WORK TO COMPLETE: Gather each line of the records where "title" appears.

DATASET RECORDS:
══════════════════════════════

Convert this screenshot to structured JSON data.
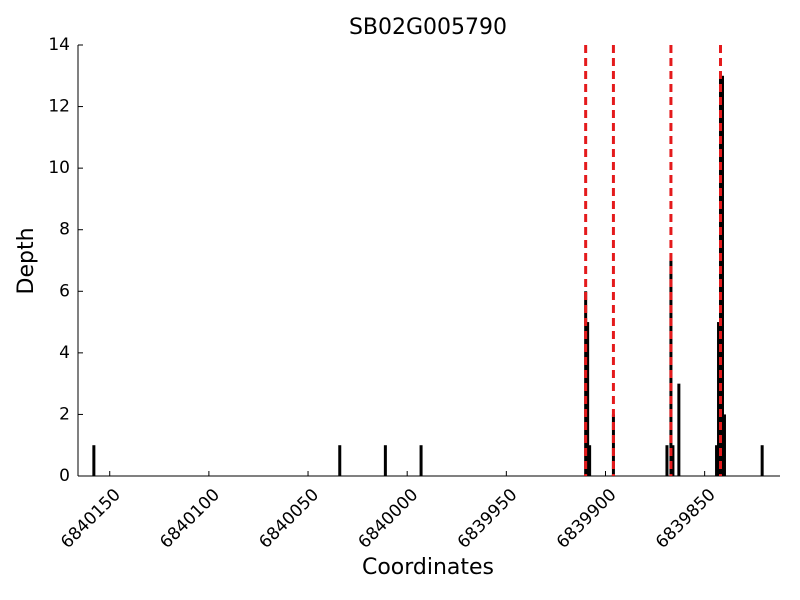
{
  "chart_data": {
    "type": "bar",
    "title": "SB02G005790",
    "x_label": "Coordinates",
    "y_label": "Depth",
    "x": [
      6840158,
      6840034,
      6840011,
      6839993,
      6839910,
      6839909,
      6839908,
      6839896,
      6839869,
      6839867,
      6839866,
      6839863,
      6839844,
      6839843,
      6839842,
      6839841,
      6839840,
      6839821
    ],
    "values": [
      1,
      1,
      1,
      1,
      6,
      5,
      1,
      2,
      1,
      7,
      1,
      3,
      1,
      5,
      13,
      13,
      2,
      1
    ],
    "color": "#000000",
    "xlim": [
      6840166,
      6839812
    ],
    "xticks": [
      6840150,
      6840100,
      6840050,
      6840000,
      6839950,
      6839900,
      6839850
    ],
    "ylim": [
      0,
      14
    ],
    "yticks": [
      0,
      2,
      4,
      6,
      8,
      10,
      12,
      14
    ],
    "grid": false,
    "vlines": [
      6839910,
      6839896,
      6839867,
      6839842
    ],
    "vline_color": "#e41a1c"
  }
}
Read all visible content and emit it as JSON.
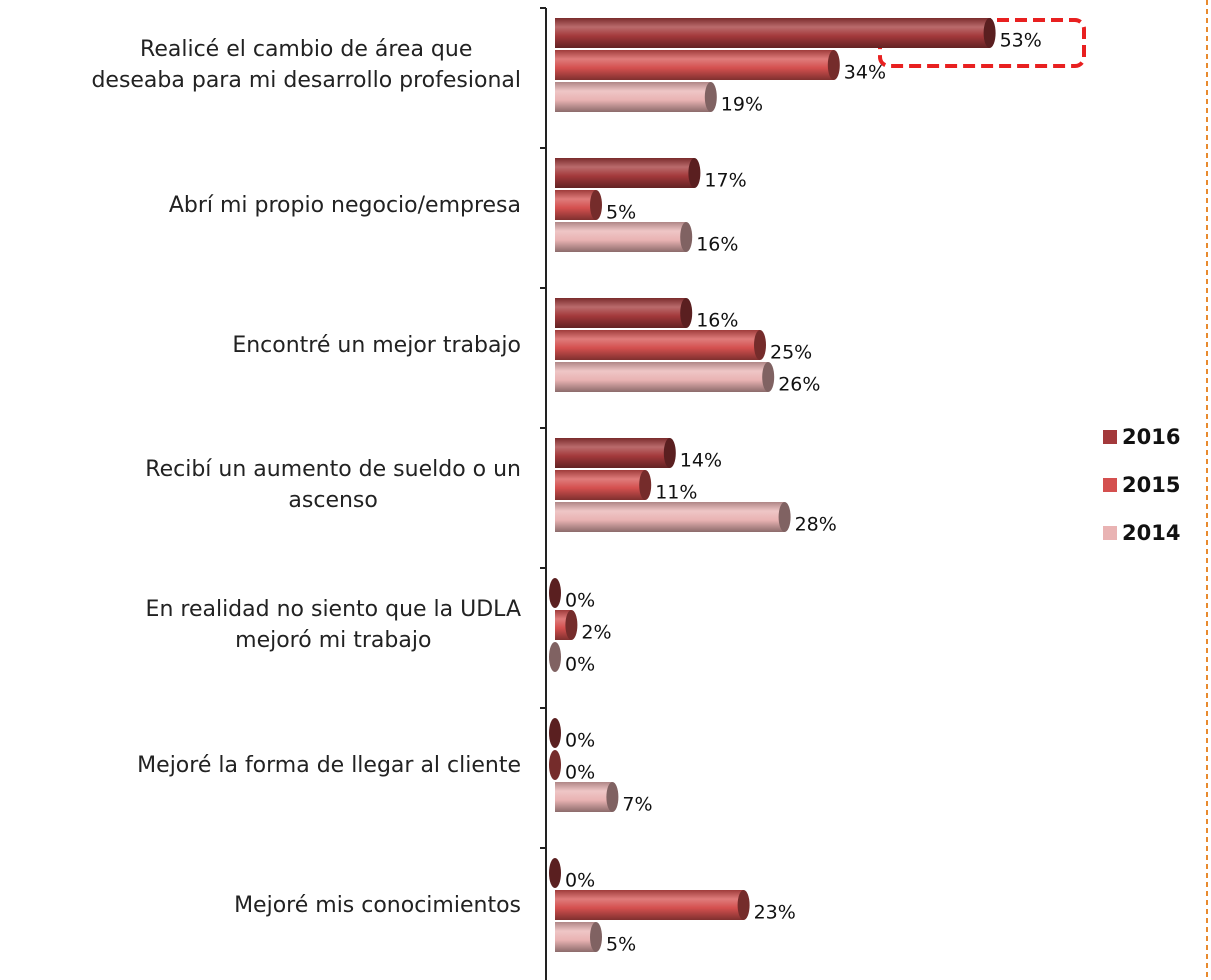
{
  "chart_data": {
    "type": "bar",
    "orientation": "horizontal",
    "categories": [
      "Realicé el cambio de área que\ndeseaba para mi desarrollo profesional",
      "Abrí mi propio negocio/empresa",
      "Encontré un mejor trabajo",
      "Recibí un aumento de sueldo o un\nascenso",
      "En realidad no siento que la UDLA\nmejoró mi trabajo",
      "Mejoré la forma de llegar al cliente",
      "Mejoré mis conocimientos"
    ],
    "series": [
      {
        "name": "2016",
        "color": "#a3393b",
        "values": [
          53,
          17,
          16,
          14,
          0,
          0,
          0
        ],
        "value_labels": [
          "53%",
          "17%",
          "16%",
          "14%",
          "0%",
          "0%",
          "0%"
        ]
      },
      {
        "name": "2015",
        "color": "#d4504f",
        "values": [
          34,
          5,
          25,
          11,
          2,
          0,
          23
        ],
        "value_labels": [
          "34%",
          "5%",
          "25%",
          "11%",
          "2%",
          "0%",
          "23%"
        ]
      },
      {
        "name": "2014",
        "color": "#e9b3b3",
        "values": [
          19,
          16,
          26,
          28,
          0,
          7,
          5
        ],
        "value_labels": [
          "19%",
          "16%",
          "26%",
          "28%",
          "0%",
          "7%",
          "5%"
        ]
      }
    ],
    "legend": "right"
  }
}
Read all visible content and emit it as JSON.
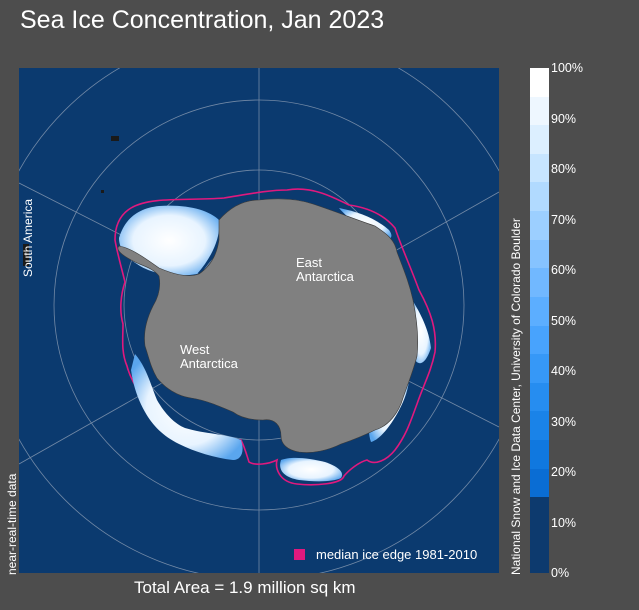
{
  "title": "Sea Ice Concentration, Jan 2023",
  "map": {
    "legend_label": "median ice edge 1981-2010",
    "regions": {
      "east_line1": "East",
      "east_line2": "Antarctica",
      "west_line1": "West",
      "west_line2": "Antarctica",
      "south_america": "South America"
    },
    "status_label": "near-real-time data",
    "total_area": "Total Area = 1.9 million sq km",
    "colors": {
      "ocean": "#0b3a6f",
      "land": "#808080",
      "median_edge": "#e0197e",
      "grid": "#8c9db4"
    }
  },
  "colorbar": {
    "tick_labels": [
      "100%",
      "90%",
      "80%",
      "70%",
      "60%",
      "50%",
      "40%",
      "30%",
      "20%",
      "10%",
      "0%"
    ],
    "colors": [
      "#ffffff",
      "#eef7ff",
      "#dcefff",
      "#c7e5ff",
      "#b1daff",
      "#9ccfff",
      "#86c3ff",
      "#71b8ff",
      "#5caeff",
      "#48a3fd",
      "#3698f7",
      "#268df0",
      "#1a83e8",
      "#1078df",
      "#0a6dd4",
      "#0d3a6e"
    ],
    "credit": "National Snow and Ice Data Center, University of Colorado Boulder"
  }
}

══════════════════════════════

RESPONSE TO THIS TASK:
    "title": "SB02G005790",
  "title": "Sea Ice Concentration, Jan 2023",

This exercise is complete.